* WHAT NEEDS TO BE DONE: Extract, from the records beneath this instruction, each line that contains the word "First".

(Rows from a figure dataset)

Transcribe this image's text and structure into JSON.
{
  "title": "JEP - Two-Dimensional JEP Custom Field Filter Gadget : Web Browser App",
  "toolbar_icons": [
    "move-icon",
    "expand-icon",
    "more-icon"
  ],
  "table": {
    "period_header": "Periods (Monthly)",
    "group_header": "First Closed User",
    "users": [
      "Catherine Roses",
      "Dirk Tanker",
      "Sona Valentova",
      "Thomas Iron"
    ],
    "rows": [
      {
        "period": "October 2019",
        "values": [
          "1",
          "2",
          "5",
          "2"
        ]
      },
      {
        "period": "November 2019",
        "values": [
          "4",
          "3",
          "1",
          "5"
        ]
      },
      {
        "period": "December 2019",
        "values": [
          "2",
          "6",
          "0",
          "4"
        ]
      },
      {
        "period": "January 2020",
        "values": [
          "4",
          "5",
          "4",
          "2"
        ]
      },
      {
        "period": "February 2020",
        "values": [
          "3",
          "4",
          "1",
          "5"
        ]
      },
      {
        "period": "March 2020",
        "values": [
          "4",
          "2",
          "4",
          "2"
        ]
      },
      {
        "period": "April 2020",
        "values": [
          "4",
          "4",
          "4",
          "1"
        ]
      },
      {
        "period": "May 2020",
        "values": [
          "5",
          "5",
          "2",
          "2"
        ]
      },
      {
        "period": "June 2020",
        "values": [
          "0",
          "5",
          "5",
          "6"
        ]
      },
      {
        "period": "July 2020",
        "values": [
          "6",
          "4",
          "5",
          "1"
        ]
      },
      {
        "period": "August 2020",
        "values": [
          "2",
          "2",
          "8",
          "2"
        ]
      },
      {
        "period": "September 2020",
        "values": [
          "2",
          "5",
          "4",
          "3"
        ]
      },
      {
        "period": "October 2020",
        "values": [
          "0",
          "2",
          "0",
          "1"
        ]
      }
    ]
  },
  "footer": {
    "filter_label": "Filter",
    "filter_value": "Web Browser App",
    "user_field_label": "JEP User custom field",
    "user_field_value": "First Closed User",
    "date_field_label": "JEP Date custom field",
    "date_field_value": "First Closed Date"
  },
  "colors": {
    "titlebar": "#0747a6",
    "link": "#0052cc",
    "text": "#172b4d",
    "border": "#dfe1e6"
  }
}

* FINISHED EXERCISE:
    "group_header": "First Closed User",
    "user_field_value": "First Closed User",
    "date_field_value": "First Closed Date"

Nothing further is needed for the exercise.